PROVIDED RECORDS:
● ● ● ● ●

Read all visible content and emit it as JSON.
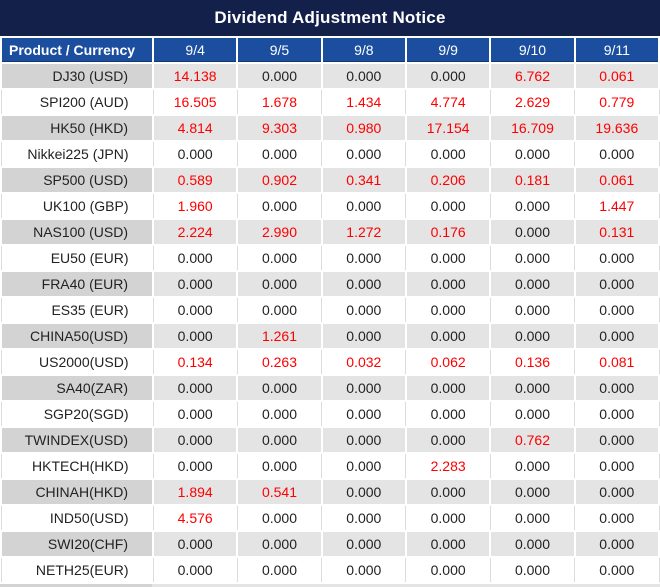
{
  "title": "Dividend Adjustment Notice",
  "columns": [
    "Product / Currency",
    "9/4",
    "9/5",
    "9/8",
    "9/9",
    "9/10",
    "9/11"
  ],
  "zero_value": "0.000",
  "rows": [
    {
      "product": "DJ30 (USD)",
      "values": [
        "14.138",
        "0.000",
        "0.000",
        "0.000",
        "6.762",
        "0.061"
      ]
    },
    {
      "product": "SPI200 (AUD)",
      "values": [
        "16.505",
        "1.678",
        "1.434",
        "4.774",
        "2.629",
        "0.779"
      ]
    },
    {
      "product": "HK50 (HKD)",
      "values": [
        "4.814",
        "9.303",
        "0.980",
        "17.154",
        "16.709",
        "19.636"
      ]
    },
    {
      "product": "Nikkei225 (JPN)",
      "values": [
        "0.000",
        "0.000",
        "0.000",
        "0.000",
        "0.000",
        "0.000"
      ]
    },
    {
      "product": "SP500 (USD)",
      "values": [
        "0.589",
        "0.902",
        "0.341",
        "0.206",
        "0.181",
        "0.061"
      ]
    },
    {
      "product": "UK100 (GBP)",
      "values": [
        "1.960",
        "0.000",
        "0.000",
        "0.000",
        "0.000",
        "1.447"
      ]
    },
    {
      "product": "NAS100 (USD)",
      "values": [
        "2.224",
        "2.990",
        "1.272",
        "0.176",
        "0.000",
        "0.131"
      ]
    },
    {
      "product": "EU50 (EUR)",
      "values": [
        "0.000",
        "0.000",
        "0.000",
        "0.000",
        "0.000",
        "0.000"
      ]
    },
    {
      "product": "FRA40 (EUR)",
      "values": [
        "0.000",
        "0.000",
        "0.000",
        "0.000",
        "0.000",
        "0.000"
      ]
    },
    {
      "product": "ES35 (EUR)",
      "values": [
        "0.000",
        "0.000",
        "0.000",
        "0.000",
        "0.000",
        "0.000"
      ]
    },
    {
      "product": "CHINA50(USD)",
      "values": [
        "0.000",
        "1.261",
        "0.000",
        "0.000",
        "0.000",
        "0.000"
      ]
    },
    {
      "product": "US2000(USD)",
      "values": [
        "0.134",
        "0.263",
        "0.032",
        "0.062",
        "0.136",
        "0.081"
      ]
    },
    {
      "product": "SA40(ZAR)",
      "values": [
        "0.000",
        "0.000",
        "0.000",
        "0.000",
        "0.000",
        "0.000"
      ]
    },
    {
      "product": "SGP20(SGD)",
      "values": [
        "0.000",
        "0.000",
        "0.000",
        "0.000",
        "0.000",
        "0.000"
      ]
    },
    {
      "product": "TWINDEX(USD)",
      "values": [
        "0.000",
        "0.000",
        "0.000",
        "0.000",
        "0.762",
        "0.000"
      ]
    },
    {
      "product": "HKTECH(HKD)",
      "values": [
        "0.000",
        "0.000",
        "0.000",
        "2.283",
        "0.000",
        "0.000"
      ]
    },
    {
      "product": "CHINAH(HKD)",
      "values": [
        "1.894",
        "0.541",
        "0.000",
        "0.000",
        "0.000",
        "0.000"
      ]
    },
    {
      "product": "IND50(USD)",
      "values": [
        "4.576",
        "0.000",
        "0.000",
        "0.000",
        "0.000",
        "0.000"
      ]
    },
    {
      "product": "SWI20(CHF)",
      "values": [
        "0.000",
        "0.000",
        "0.000",
        "0.000",
        "0.000",
        "0.000"
      ]
    },
    {
      "product": "NETH25(EUR)",
      "values": [
        "0.000",
        "0.000",
        "0.000",
        "0.000",
        "0.000",
        "0.000"
      ]
    }
  ],
  "colors": {
    "title_bg": "#12204a",
    "header_bg": "#1b4e9e",
    "header_edge": "#16366e",
    "shaded_row_label_bg": "#d3d3d3",
    "shaded_row_value_bg": "#e4e4e4",
    "plain_row_bg": "#ffffff",
    "gridline": "#dcdcdc",
    "nonzero_value_text": "#ff0000",
    "zero_value_text": "#222222",
    "header_text": "#ffffff"
  }
}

● ● ● ● ●

THE PROBLEM:
Every record above should come back exactly, but without its pictures.

ANSWER TO THIS EXERCISE:
Read all visible content and emit it as JSON.
{
  "title": "Dividend Adjustment Notice",
  "columns": [
    "Product / Currency",
    "9/4",
    "9/5",
    "9/8",
    "9/9",
    "9/10",
    "9/11"
  ],
  "zero_value": "0.000",
  "rows": [
    {
      "product": "DJ30 (USD)",
      "values": [
        "14.138",
        "0.000",
        "0.000",
        "0.000",
        "6.762",
        "0.061"
      ]
    },
    {
      "product": "SPI200 (AUD)",
      "values": [
        "16.505",
        "1.678",
        "1.434",
        "4.774",
        "2.629",
        "0.779"
      ]
    },
    {
      "product": "HK50 (HKD)",
      "values": [
        "4.814",
        "9.303",
        "0.980",
        "17.154",
        "16.709",
        "19.636"
      ]
    },
    {
      "product": "Nikkei225 (JPN)",
      "values": [
        "0.000",
        "0.000",
        "0.000",
        "0.000",
        "0.000",
        "0.000"
      ]
    },
    {
      "product": "SP500 (USD)",
      "values": [
        "0.589",
        "0.902",
        "0.341",
        "0.206",
        "0.181",
        "0.061"
      ]
    },
    {
      "product": "UK100 (GBP)",
      "values": [
        "1.960",
        "0.000",
        "0.000",
        "0.000",
        "0.000",
        "1.447"
      ]
    },
    {
      "product": "NAS100 (USD)",
      "values": [
        "2.224",
        "2.990",
        "1.272",
        "0.176",
        "0.000",
        "0.131"
      ]
    },
    {
      "product": "EU50 (EUR)",
      "values": [
        "0.000",
        "0.000",
        "0.000",
        "0.000",
        "0.000",
        "0.000"
      ]
    },
    {
      "product": "FRA40 (EUR)",
      "values": [
        "0.000",
        "0.000",
        "0.000",
        "0.000",
        "0.000",
        "0.000"
      ]
    },
    {
      "product": "ES35 (EUR)",
      "values": [
        "0.000",
        "0.000",
        "0.000",
        "0.000",
        "0.000",
        "0.000"
      ]
    },
    {
      "product": "CHINA50(USD)",
      "values": [
        "0.000",
        "1.261",
        "0.000",
        "0.000",
        "0.000",
        "0.000"
      ]
    },
    {
      "product": "US2000(USD)",
      "values": [
        "0.134",
        "0.263",
        "0.032",
        "0.062",
        "0.136",
        "0.081"
      ]
    },
    {
      "product": "SA40(ZAR)",
      "values": [
        "0.000",
        "0.000",
        "0.000",
        "0.000",
        "0.000",
        "0.000"
      ]
    },
    {
      "product": "SGP20(SGD)",
      "values": [
        "0.000",
        "0.000",
        "0.000",
        "0.000",
        "0.000",
        "0.000"
      ]
    },
    {
      "product": "TWINDEX(USD)",
      "values": [
        "0.000",
        "0.000",
        "0.000",
        "0.000",
        "0.762",
        "0.000"
      ]
    },
    {
      "product": "HKTECH(HKD)",
      "values": [
        "0.000",
        "0.000",
        "0.000",
        "2.283",
        "0.000",
        "0.000"
      ]
    },
    {
      "product": "CHINAH(HKD)",
      "values": [
        "1.894",
        "0.541",
        "0.000",
        "0.000",
        "0.000",
        "0.000"
      ]
    },
    {
      "product": "IND50(USD)",
      "values": [
        "4.576",
        "0.000",
        "0.000",
        "0.000",
        "0.000",
        "0.000"
      ]
    },
    {
      "product": "SWI20(CHF)",
      "values": [
        "0.000",
        "0.000",
        "0.000",
        "0.000",
        "0.000",
        "0.000"
      ]
    },
    {
      "product": "NETH25(EUR)",
      "values": [
        "0.000",
        "0.000",
        "0.000",
        "0.000",
        "0.000",
        "0.000"
      ]
    }
  ],
  "colors": {
    "title_bg": "#12204a",
    "header_bg": "#1b4e9e",
    "header_edge": "#16366e",
    "shaded_row_label_bg": "#d3d3d3",
    "shaded_row_value_bg": "#e4e4e4",
    "plain_row_bg": "#ffffff",
    "gridline": "#dcdcdc",
    "nonzero_value_text": "#ff0000",
    "zero_value_text": "#222222",
    "header_text": "#ffffff"
  }
}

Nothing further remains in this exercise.